* **WORK TO DO**:
Quote the whole listing word for word. Do not include the pictures.
## start DATA TO USE
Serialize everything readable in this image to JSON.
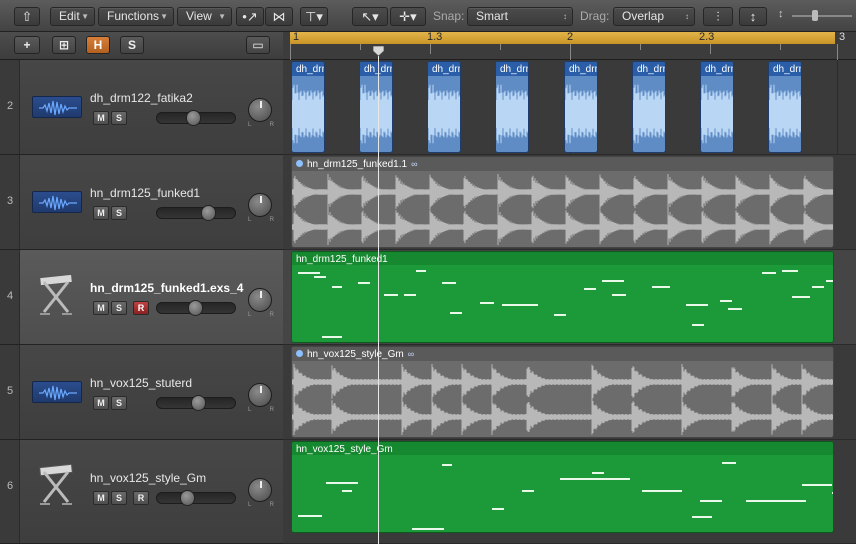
{
  "toolbar": {
    "back_icon": "up-arrow-icon",
    "edit_label": "Edit",
    "functions_label": "Functions",
    "view_label": "View",
    "snap_label": "Snap:",
    "snap_value": "Smart",
    "drag_label": "Drag:",
    "drag_value": "Overlap"
  },
  "header": {
    "add_label": "+",
    "folder_icon": "add-folder-icon",
    "h_label": "H",
    "s_label": "S"
  },
  "ruler": {
    "marks": [
      "1",
      "1.3",
      "2",
      "2.3",
      "3"
    ]
  },
  "tracks": [
    {
      "num": "2",
      "name": "dh_drm122_fatika2",
      "type": "audio-icon",
      "mute": "M",
      "solo": "S"
    },
    {
      "num": "3",
      "name": "hn_drm125_funked1",
      "type": "audio-icon",
      "mute": "M",
      "solo": "S"
    },
    {
      "num": "4",
      "name": "hn_drm125_funked1.exs_4",
      "type": "keyboard-icon",
      "mute": "M",
      "solo": "S",
      "record": "R",
      "selected": true
    },
    {
      "num": "5",
      "name": "hn_vox125_stuterd",
      "type": "audio-icon",
      "mute": "M",
      "solo": "S"
    },
    {
      "num": "6",
      "name": "hn_vox125_style_Gm",
      "type": "keyboard-icon",
      "mute": "M",
      "solo": "S",
      "record": "R"
    }
  ],
  "pan": {
    "left": "L",
    "right": "R"
  },
  "regions": {
    "drum_region_label": "dh_drm",
    "funked_region": "hn_drm125_funked1.1",
    "midi_region_1": "hn_drm125_funked1",
    "vox_region": "hn_vox125_style_Gm",
    "midi_region_2": "hn_vox125_style_Gm"
  },
  "colors": {
    "audio_blue": "#5f8cc5",
    "audio_gray": "#6c6c6c",
    "midi_green": "#1c9a3a",
    "cycle_yellow": "#d9a63a",
    "record_red": "#b33333",
    "hide_orange": "#c96c2b"
  }
}
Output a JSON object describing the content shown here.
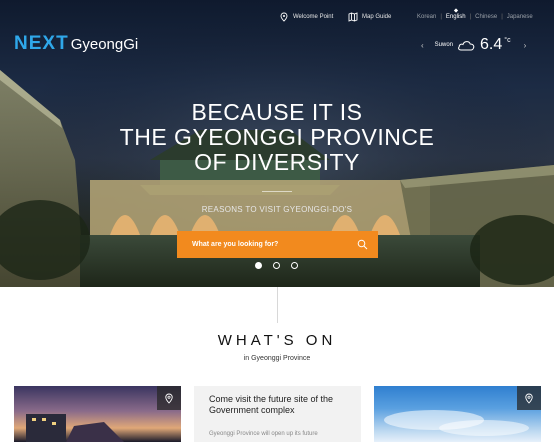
## end DATA TO USE
* **SOLUTION TO THIS PROBLEM**:
Serialize everything readable in this image to JSON.
{
  "toolbar": {
    "back_icon": "up-arrow-icon",
    "edit_label": "Edit",
    "functions_label": "Functions",
    "view_label": "View",
    "snap_label": "Snap:",
    "snap_value": "Smart",
    "drag_label": "Drag:",
    "drag_value": "Overlap"
  },
  "header": {
    "add_label": "+",
    "folder_icon": "add-folder-icon",
    "h_label": "H",
    "s_label": "S"
  },
  "ruler": {
    "marks": [
      "1",
      "1.3",
      "2",
      "2.3",
      "3"
    ]
  },
  "tracks": [
    {
      "num": "2",
      "name": "dh_drm122_fatika2",
      "type": "audio-icon",
      "mute": "M",
      "solo": "S"
    },
    {
      "num": "3",
      "name": "hn_drm125_funked1",
      "type": "audio-icon",
      "mute": "M",
      "solo": "S"
    },
    {
      "num": "4",
      "name": "hn_drm125_funked1.exs_4",
      "type": "keyboard-icon",
      "mute": "M",
      "solo": "S",
      "record": "R",
      "selected": true
    },
    {
      "num": "5",
      "name": "hn_vox125_stuterd",
      "type": "audio-icon",
      "mute": "M",
      "solo": "S"
    },
    {
      "num": "6",
      "name": "hn_vox125_style_Gm",
      "type": "keyboard-icon",
      "mute": "M",
      "solo": "S",
      "record": "R"
    }
  ],
  "pan": {
    "left": "L",
    "right": "R"
  },
  "regions": {
    "drum_region_label": "dh_drm",
    "funked_region": "hn_drm125_funked1.1",
    "midi_region_1": "hn_drm125_funked1",
    "vox_region": "hn_vox125_style_Gm",
    "midi_region_2": "hn_vox125_style_Gm"
  },
  "colors": {
    "audio_blue": "#5f8cc5",
    "audio_gray": "#6c6c6c",
    "midi_green": "#1c9a3a",
    "cycle_yellow": "#d9a63a",
    "record_red": "#b33333",
    "hide_orange": "#c96c2b"
  }
}
Output a JSON object describing the content shown here.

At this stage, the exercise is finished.